- [Problem details]: Omit every picture, then give all the entries again exactly.

- [Data records]:
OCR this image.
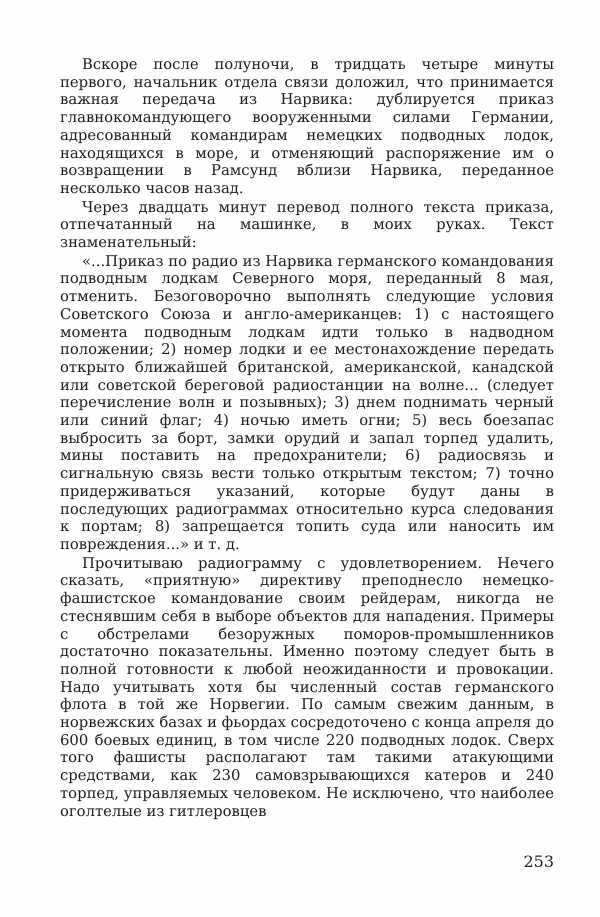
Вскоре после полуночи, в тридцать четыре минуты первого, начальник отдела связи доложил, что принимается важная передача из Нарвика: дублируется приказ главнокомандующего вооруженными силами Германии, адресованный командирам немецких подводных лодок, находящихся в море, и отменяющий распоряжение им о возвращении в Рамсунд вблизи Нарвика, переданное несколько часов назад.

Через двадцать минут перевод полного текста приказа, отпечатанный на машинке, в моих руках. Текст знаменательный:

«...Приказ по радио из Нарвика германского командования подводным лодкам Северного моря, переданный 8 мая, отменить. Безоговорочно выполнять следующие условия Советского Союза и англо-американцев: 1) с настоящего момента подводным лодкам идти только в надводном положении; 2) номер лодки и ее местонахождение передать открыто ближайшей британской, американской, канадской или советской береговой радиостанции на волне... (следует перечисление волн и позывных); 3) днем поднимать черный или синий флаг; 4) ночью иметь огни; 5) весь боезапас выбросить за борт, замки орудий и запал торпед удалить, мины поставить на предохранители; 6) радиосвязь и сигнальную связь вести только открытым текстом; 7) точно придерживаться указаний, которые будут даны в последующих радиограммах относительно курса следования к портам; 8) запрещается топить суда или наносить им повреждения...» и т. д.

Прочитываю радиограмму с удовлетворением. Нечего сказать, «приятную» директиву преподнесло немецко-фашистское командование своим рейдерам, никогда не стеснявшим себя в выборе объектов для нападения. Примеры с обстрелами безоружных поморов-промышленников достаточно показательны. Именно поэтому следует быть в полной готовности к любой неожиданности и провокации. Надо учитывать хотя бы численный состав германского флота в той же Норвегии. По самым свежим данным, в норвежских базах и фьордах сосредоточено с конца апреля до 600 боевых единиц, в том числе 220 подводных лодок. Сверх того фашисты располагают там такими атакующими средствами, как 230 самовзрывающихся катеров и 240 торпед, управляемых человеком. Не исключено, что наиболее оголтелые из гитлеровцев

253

- [Complete response]:
OCR this image.
Вскоре после полуночи, в тридцать четыре минуты первого, начальник отдела связи доложил, что принимается важная передача из Нарвика: дублируется приказ главнокомандующего вооруженными силами Германии, адресованный командирам немецких подводных лодок, находящихся в море, и отменяющий распоряжение им о возвращении в Рамсунд вблизи Нарвика, переданное несколько часов назад.

Через двадцать минут перевод полного текста приказа, отпечатанный на машинке, в моих руках. Текст знаменательный:

«...Приказ по радио из Нарвика германского командования подводным лодкам Северного моря, переданный 8 мая, отменить. Безоговорочно выполнять следующие условия Советского Союза и англо-американцев: 1) с настоящего момента подводным лодкам идти только в надводном положении; 2) номер лодки и ее местонахождение передать открыто ближайшей британской, американской, канадской или советской береговой радиостанции на волне... (следует перечисление волн и позывных); 3) днем поднимать черный или синий флаг; 4) ночью иметь огни; 5) весь боезапас выбросить за борт, замки орудий и запал торпед удалить, мины поставить на предохранители; 6) радиосвязь и сигнальную связь вести только открытым текстом; 7) точно придерживаться указаний, которые будут даны в последующих радиограммах относительно курса следования к портам; 8) запрещается топить суда или наносить им повреждения...» и т. д.

Прочитываю радиограмму с удовлетворением. Нечего сказать, «приятную» директиву преподнесло немецко-фашистское командование своим рейдерам, никогда не стеснявшим себя в выборе объектов для нападения. Примеры с обстрелами безоружных поморов-промышленников достаточно показательны. Именно поэтому следует быть в полной готовности к любой неожиданности и провокации. Надо учитывать хотя бы численный состав германского флота в той же Норвегии. По самым свежим данным, в норвежских базах и фьордах сосредоточено с конца апреля до 600 боевых единиц, в том числе 220 подводных лодок. Сверх того фашисты располагают там такими атакующими средствами, как 230 самовзрывающихся катеров и 240 торпед, управляемых человеком. Не исключено, что наиболее оголтелые из гитлеровцев

253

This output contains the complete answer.